### SHORT EXERCISE
Write every line of the material out exactly as shown.

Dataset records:
• • • • •
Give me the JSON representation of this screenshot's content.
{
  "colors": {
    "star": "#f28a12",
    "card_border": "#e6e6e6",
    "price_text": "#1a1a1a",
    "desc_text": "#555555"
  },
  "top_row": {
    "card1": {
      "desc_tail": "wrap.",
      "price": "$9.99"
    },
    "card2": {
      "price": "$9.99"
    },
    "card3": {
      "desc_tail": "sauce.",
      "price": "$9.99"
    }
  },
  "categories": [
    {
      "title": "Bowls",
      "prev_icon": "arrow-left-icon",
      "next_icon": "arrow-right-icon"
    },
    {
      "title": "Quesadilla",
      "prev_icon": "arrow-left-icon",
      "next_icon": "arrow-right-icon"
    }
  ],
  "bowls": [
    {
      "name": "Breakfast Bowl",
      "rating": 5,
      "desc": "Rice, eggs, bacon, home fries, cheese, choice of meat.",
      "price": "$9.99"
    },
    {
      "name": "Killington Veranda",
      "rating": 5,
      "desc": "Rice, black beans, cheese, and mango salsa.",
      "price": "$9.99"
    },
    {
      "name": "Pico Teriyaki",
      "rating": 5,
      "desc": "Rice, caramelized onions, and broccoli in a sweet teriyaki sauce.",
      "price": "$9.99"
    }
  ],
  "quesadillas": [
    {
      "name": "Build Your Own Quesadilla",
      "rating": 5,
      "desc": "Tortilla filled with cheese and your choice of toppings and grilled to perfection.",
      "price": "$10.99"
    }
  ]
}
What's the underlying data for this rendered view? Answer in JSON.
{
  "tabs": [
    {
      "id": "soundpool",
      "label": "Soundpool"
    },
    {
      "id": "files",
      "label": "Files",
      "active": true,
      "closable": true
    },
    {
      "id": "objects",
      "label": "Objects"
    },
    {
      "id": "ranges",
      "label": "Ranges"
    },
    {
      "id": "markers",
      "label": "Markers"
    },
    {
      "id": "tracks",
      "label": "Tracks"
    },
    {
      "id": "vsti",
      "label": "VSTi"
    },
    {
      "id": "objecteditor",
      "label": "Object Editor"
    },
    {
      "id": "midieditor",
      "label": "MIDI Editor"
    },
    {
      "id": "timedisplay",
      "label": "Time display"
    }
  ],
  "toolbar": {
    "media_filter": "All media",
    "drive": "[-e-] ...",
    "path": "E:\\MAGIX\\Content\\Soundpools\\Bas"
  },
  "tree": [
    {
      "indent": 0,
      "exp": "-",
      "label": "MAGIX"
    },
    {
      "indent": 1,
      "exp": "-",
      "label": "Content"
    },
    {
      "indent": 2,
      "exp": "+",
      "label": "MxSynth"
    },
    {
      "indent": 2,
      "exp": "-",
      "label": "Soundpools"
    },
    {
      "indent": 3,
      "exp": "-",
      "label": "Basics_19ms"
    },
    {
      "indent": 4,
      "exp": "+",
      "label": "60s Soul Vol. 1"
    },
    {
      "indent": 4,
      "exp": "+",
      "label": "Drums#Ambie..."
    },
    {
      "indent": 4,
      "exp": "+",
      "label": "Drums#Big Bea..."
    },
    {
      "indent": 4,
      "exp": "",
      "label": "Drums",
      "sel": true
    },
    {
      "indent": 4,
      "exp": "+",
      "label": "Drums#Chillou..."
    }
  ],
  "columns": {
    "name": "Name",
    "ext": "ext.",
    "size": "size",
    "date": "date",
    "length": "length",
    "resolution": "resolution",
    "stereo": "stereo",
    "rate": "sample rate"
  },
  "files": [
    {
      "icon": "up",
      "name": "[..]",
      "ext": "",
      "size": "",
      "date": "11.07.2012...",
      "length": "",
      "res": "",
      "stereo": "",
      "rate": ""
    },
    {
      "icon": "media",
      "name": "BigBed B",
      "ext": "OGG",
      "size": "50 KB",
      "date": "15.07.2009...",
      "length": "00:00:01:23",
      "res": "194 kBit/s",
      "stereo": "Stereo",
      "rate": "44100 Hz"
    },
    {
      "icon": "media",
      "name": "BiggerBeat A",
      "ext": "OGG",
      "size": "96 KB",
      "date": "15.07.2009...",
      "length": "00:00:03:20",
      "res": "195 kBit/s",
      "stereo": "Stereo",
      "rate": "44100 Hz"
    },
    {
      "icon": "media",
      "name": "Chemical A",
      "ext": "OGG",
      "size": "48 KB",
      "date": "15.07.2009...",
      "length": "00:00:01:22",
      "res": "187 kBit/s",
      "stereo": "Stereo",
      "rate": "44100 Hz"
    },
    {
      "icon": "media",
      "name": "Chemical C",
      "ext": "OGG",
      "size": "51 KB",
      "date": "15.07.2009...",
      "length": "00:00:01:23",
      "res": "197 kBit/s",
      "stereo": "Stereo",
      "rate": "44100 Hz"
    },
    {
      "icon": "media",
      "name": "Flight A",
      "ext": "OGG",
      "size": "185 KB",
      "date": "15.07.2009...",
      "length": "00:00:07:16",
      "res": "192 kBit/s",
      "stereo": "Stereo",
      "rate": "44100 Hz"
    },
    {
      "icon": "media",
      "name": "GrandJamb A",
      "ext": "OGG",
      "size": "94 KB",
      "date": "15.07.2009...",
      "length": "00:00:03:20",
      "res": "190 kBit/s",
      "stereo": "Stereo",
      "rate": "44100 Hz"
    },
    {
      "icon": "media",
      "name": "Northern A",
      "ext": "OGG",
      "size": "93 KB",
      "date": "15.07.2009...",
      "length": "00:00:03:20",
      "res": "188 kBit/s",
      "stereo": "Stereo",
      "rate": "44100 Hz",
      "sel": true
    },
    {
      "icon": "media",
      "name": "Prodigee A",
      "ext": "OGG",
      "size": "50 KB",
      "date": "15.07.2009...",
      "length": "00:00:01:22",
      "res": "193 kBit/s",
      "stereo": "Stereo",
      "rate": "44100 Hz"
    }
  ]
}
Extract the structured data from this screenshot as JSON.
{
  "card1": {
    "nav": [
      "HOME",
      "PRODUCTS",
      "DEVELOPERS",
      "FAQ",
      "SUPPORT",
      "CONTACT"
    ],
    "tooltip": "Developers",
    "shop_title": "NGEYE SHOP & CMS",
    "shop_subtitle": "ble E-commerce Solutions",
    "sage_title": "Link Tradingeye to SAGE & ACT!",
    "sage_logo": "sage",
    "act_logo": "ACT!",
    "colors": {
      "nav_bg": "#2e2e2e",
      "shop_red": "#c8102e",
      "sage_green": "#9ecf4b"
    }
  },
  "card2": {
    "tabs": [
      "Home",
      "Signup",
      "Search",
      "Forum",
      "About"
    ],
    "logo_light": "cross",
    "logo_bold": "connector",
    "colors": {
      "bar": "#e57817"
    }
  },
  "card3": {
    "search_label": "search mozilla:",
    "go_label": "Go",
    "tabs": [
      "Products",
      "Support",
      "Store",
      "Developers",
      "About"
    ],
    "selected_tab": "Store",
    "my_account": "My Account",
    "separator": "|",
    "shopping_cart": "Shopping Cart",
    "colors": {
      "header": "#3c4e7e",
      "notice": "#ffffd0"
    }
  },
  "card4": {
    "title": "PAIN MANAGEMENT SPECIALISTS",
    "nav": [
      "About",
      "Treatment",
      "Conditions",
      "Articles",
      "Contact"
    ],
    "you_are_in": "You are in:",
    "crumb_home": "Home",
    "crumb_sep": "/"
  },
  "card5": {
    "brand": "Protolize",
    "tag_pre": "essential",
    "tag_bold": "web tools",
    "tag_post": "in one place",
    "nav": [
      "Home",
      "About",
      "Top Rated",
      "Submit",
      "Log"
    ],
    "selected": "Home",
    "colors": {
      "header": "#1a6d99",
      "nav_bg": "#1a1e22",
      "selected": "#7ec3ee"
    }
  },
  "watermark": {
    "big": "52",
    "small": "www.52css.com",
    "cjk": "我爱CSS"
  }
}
• • • • •
### REPLY TO THE TASK
Give me the JSON representation of this screenshot's content.
{
  "colors": {
    "star": "#f28a12",
    "card_border": "#e6e6e6",
    "price_text": "#1a1a1a",
    "desc_text": "#555555"
  },
  "top_row": {
    "card1": {
      "desc_tail": "wrap.",
      "price": "$9.99"
    },
    "card2": {
      "price": "$9.99"
    },
    "card3": {
      "desc_tail": "sauce.",
      "price": "$9.99"
    }
  },
  "categories": [
    {
      "title": "Bowls",
      "prev_icon": "arrow-left-icon",
      "next_icon": "arrow-right-icon"
    },
    {
      "title": "Quesadilla",
      "prev_icon": "arrow-left-icon",
      "next_icon": "arrow-right-icon"
    }
  ],
  "bowls": [
    {
      "name": "Breakfast Bowl",
      "rating": 5,
      "desc": "Rice, eggs, bacon, home fries, cheese, choice of meat.",
      "price": "$9.99"
    },
    {
      "name": "Killington Veranda",
      "rating": 5,
      "desc": "Rice, black beans, cheese, and mango salsa.",
      "price": "$9.99"
    },
    {
      "name": "Pico Teriyaki",
      "rating": 5,
      "desc": "Rice, caramelized onions, and broccoli in a sweet teriyaki sauce.",
      "price": "$9.99"
    }
  ],
  "quesadillas": [
    {
      "name": "Build Your Own Quesadilla",
      "rating": 5,
      "desc": "Tortilla filled with cheese and your choice of toppings and grilled to perfection.",
      "price": "$10.99"
    }
  ]
}
What's the underlying data for this rendered view? Answer in JSON.
{
  "tabs": [
    {
      "id": "soundpool",
      "label": "Soundpool"
    },
    {
      "id": "files",
      "label": "Files",
      "active": true,
      "closable": true
    },
    {
      "id": "objects",
      "label": "Objects"
    },
    {
      "id": "ranges",
      "label": "Ranges"
    },
    {
      "id": "markers",
      "label": "Markers"
    },
    {
      "id": "tracks",
      "label": "Tracks"
    },
    {
      "id": "vsti",
      "label": "VSTi"
    },
    {
      "id": "objecteditor",
      "label": "Object Editor"
    },
    {
      "id": "midieditor",
      "label": "MIDI Editor"
    },
    {
      "id": "timedisplay",
      "label": "Time display"
    }
  ],
  "toolbar": {
    "media_filter": "All media",
    "drive": "[-e-] ...",
    "path": "E:\\MAGIX\\Content\\Soundpools\\Bas"
  },
  "tree": [
    {
      "indent": 0,
      "exp": "-",
      "label": "MAGIX"
    },
    {
      "indent": 1,
      "exp": "-",
      "label": "Content"
    },
    {
      "indent": 2,
      "exp": "+",
      "label": "MxSynth"
    },
    {
      "indent": 2,
      "exp": "-",
      "label": "Soundpools"
    },
    {
      "indent": 3,
      "exp": "-",
      "label": "Basics_19ms"
    },
    {
      "indent": 4,
      "exp": "+",
      "label": "60s Soul Vol. 1"
    },
    {
      "indent": 4,
      "exp": "+",
      "label": "Drums#Ambie..."
    },
    {
      "indent": 4,
      "exp": "+",
      "label": "Drums#Big Bea..."
    },
    {
      "indent": 4,
      "exp": "",
      "label": "Drums",
      "sel": true
    },
    {
      "indent": 4,
      "exp": "+",
      "label": "Drums#Chillou..."
    }
  ],
  "columns": {
    "name": "Name",
    "ext": "ext.",
    "size": "size",
    "date": "date",
    "length": "length",
    "resolution": "resolution",
    "stereo": "stereo",
    "rate": "sample rate"
  },
  "files": [
    {
      "icon": "up",
      "name": "[..]",
      "ext": "",
      "size": "",
      "date": "11.07.2012...",
      "length": "",
      "res": "",
      "stereo": "",
      "rate": ""
    },
    {
      "icon": "media",
      "name": "BigBed B",
      "ext": "OGG",
      "size": "50 KB",
      "date": "15.07.2009...",
      "length": "00:00:01:23",
      "res": "194 kBit/s",
      "stereo": "Stereo",
      "rate": "44100 Hz"
    },
    {
      "icon": "media",
      "name": "BiggerBeat A",
      "ext": "OGG",
      "size": "96 KB",
      "date": "15.07.2009...",
      "length": "00:00:03:20",
      "res": "195 kBit/s",
      "stereo": "Stereo",
      "rate": "44100 Hz"
    },
    {
      "icon": "media",
      "name": "Chemical A",
      "ext": "OGG",
      "size": "48 KB",
      "date": "15.07.2009...",
      "length": "00:00:01:22",
      "res": "187 kBit/s",
      "stereo": "Stereo",
      "rate": "44100 Hz"
    },
    {
      "icon": "media",
      "name": "Chemical C",
      "ext": "OGG",
      "size": "51 KB",
      "date": "15.07.2009...",
      "length": "00:00:01:23",
      "res": "197 kBit/s",
      "stereo": "Stereo",
      "rate": "44100 Hz"
    },
    {
      "icon": "media",
      "name": "Flight A",
      "ext": "OGG",
      "size": "185 KB",
      "date": "15.07.2009...",
      "length": "00:00:07:16",
      "res": "192 kBit/s",
      "stereo": "Stereo",
      "rate": "44100 Hz"
    },
    {
      "icon": "media",
      "name": "GrandJamb A",
      "ext": "OGG",
      "size": "94 KB",
      "date": "15.07.2009...",
      "length": "00:00:03:20",
      "res": "190 kBit/s",
      "stereo": "Stereo",
      "rate": "44100 Hz"
    },
    {
      "icon": "media",
      "name": "Northern A",
      "ext": "OGG",
      "size": "93 KB",
      "date": "15.07.2009...",
      "length": "00:00:03:20",
      "res": "188 kBit/s",
      "stereo": "Stereo",
      "rate": "44100 Hz",
      "sel": true
    },
    {
      "icon": "media",
      "name": "Prodigee A",
      "ext": "OGG",
      "size": "50 KB",
      "date": "15.07.2009...",
      "length": "00:00:01:22",
      "res": "193 kBit/s",
      "stereo": "Stereo",
      "rate": "44100 Hz"
    }
  ]
}
Extract the structured data from this screenshot as JSON.
{
  "card1": {
    "nav": [
      "HOME",
      "PRODUCTS",
      "DEVELOPERS",
      "FAQ",
      "SUPPORT",
      "CONTACT"
    ],
    "tooltip": "Developers",
    "shop_title": "NGEYE SHOP & CMS",
    "shop_subtitle": "ble E-commerce Solutions",
    "sage_title": "Link Tradingeye to SAGE & ACT!",
    "sage_logo": "sage",
    "act_logo": "ACT!",
    "colors": {
      "nav_bg": "#2e2e2e",
      "shop_red": "#c8102e",
      "sage_green": "#9ecf4b"
    }
  },
  "card2": {
    "tabs": [
      "Home",
      "Signup",
      "Search",
      "Forum",
      "About"
    ],
    "logo_light": "cross",
    "logo_bold": "connector",
    "colors": {
      "bar": "#e57817"
    }
  },
  "card3": {
    "search_label": "search mozilla:",
    "go_label": "Go",
    "tabs": [
      "Products",
      "Support",
      "Store",
      "Developers",
      "About"
    ],
    "selected_tab": "Store",
    "my_account": "My Account",
    "separator": "|",
    "shopping_cart": "Shopping Cart",
    "colors": {
      "header": "#3c4e7e",
      "notice": "#ffffd0"
    }
  },
  "card4": {
    "title": "PAIN MANAGEMENT SPECIALISTS",
    "nav": [
      "About",
      "Treatment",
      "Conditions",
      "Articles",
      "Contact"
    ],
    "you_are_in": "You are in:",
    "crumb_home": "Home",
    "crumb_sep": "/"
  },
  "card5": {
    "brand": "Protolize",
    "tag_pre": "essential",
    "tag_bold": "web tools",
    "tag_post": "in one place",
    "nav": [
      "Home",
      "About",
      "Top Rated",
      "Submit",
      "Log"
    ],
    "selected": "Home",
    "colors": {
      "header": "#1a6d99",
      "nav_bg": "#1a1e22",
      "selected": "#7ec3ee"
    }
  },
  "watermark": {
    "big": "52",
    "small": "www.52css.com",
    "cjk": "我爱CSS"
  }
}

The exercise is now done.